Short exercise
Repeat all of the records verbatim.

Extracted entries
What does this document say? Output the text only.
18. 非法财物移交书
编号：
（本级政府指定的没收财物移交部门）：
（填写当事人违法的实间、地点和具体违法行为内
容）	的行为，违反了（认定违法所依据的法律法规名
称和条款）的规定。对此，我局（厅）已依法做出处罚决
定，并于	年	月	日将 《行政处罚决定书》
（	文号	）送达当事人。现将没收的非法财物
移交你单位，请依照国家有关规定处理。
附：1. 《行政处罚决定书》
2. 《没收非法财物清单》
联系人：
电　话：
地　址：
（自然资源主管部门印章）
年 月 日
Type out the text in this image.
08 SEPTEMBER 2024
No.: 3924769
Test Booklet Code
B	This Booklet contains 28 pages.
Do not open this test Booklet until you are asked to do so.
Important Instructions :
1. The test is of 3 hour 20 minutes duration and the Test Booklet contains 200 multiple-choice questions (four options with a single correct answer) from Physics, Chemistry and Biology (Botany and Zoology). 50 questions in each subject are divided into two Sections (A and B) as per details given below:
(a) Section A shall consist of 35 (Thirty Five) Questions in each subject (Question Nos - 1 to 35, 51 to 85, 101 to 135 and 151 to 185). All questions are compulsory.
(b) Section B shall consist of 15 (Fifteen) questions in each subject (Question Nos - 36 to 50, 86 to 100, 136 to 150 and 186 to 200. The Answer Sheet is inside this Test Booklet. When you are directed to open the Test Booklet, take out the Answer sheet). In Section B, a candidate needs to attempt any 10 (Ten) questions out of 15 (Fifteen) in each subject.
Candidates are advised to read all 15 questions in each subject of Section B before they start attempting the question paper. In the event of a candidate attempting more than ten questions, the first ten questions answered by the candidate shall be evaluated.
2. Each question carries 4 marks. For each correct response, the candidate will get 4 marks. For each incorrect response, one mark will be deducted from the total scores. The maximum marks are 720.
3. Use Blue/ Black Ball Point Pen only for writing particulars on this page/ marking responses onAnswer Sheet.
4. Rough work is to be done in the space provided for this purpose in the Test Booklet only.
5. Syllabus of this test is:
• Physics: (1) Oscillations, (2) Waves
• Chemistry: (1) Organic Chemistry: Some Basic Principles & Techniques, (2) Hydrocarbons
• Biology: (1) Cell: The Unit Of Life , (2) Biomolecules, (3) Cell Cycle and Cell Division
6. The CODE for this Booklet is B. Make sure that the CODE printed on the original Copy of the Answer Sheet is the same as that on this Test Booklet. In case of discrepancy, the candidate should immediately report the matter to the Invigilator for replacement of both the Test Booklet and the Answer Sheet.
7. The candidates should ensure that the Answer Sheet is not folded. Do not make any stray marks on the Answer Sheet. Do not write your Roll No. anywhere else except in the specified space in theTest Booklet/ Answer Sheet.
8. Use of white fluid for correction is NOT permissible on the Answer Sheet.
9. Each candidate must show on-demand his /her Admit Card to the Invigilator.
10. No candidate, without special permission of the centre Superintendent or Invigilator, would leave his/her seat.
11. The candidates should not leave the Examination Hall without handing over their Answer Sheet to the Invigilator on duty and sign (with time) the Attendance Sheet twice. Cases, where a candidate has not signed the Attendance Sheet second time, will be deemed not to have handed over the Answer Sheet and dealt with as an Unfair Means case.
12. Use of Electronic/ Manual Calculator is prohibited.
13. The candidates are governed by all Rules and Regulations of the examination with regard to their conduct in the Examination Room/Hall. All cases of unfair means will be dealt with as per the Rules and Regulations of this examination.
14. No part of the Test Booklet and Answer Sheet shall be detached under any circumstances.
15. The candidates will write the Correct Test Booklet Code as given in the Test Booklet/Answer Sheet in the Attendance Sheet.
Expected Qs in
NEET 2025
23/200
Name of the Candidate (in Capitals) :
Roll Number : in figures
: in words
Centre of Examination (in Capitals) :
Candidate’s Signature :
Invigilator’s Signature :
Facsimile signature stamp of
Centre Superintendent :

Answer to the exercise
What does this document say? Output the text only.
18. 非法财物移交书
编号：
（本级政府指定的没收财物移交部门）：
（填写当事人违法的实间、地点和具体违法行为内
容）	的行为，违反了（认定违法所依据的法律法规名
称和条款）的规定。对此，我局（厅）已依法做出处罚决
定，并于	年	月	日将 《行政处罚决定书》
（	文号	）送达当事人。现将没收的非法财物
移交你单位，请依照国家有关规定处理。
附：1. 《行政处罚决定书》
2. 《没收非法财物清单》
联系人：
电　话：
地　址：
（自然资源主管部门印章）
年 月 日
Type out the text in this image.
08 SEPTEMBER 2024
No.: 3924769
Test Booklet Code
B	This Booklet contains 28 pages.
Do not open this test Booklet until you are asked to do so.
Important Instructions :
1. The test is of 3 hour 20 minutes duration and the Test Booklet contains 200 multiple-choice questions (four options with a single correct answer) from Physics, Chemistry and Biology (Botany and Zoology). 50 questions in each subject are divided into two Sections (A and B) as per details given below:
(a) Section A shall consist of 35 (Thirty Five) Questions in each subject (Question Nos - 1 to 35, 51 to 85, 101 to 135 and 151 to 185). All questions are compulsory.
(b) Section B shall consist of 15 (Fifteen) questions in each subject (Question Nos - 36 to 50, 86 to 100, 136 to 150 and 186 to 200. The Answer Sheet is inside this Test Booklet. When you are directed to open the Test Booklet, take out the Answer sheet). In Section B, a candidate needs to attempt any 10 (Ten) questions out of 15 (Fifteen) in each subject.
Candidates are advised to read all 15 questions in each subject of Section B before they start attempting the question paper. In the event of a candidate attempting more than ten questions, the first ten questions answered by the candidate shall be evaluated.
2. Each question carries 4 marks. For each correct response, the candidate will get 4 marks. For each incorrect response, one mark will be deducted from the total scores. The maximum marks are 720.
3. Use Blue/ Black Ball Point Pen only for writing particulars on this page/ marking responses onAnswer Sheet.
4. Rough work is to be done in the space provided for this purpose in the Test Booklet only.
5. Syllabus of this test is:
• Physics: (1) Oscillations, (2) Waves
• Chemistry: (1) Organic Chemistry: Some Basic Principles & Techniques, (2) Hydrocarbons
• Biology: (1) Cell: The Unit Of Life , (2) Biomolecules, (3) Cell Cycle and Cell Division
6. The CODE for this Booklet is B. Make sure that the CODE printed on the original Copy of the Answer Sheet is the same as that on this Test Booklet. In case of discrepancy, the candidate should immediately report the matter to the Invigilator for replacement of both the Test Booklet and the Answer Sheet.
7. The candidates should ensure that the Answer Sheet is not folded. Do not make any stray marks on the Answer Sheet. Do not write your Roll No. anywhere else except in the specified space in theTest Booklet/ Answer Sheet.
8. Use of white fluid for correction is NOT permissible on the Answer Sheet.
9. Each candidate must show on-demand his /her Admit Card to the Invigilator.
10. No candidate, without special permission of the centre Superintendent or Invigilator, would leave his/her seat.
11. The candidates should not leave the Examination Hall without handing over their Answer Sheet to the Invigilator on duty and sign (with time) the Attendance Sheet twice. Cases, where a candidate has not signed the Attendance Sheet second time, will be deemed not to have handed over the Answer Sheet and dealt with as an Unfair Means case.
12. Use of Electronic/ Manual Calculator is prohibited.
13. The candidates are governed by all Rules and Regulations of the examination with regard to their conduct in the Examination Room/Hall. All cases of unfair means will be dealt with as per the Rules and Regulations of this examination.
14. No part of the Test Booklet and Answer Sheet shall be detached under any circumstances.
15. The candidates will write the Correct Test Booklet Code as given in the Test Booklet/Answer Sheet in the Attendance Sheet.
Expected Qs in
NEET 2025
23/200
Name of the Candidate (in Capitals) :
Roll Number : in figures
: in words
Centre of Examination (in Capitals) :
Candidate’s Signature :
Invigilator’s Signature :
Facsimile signature stamp of
Centre Superintendent :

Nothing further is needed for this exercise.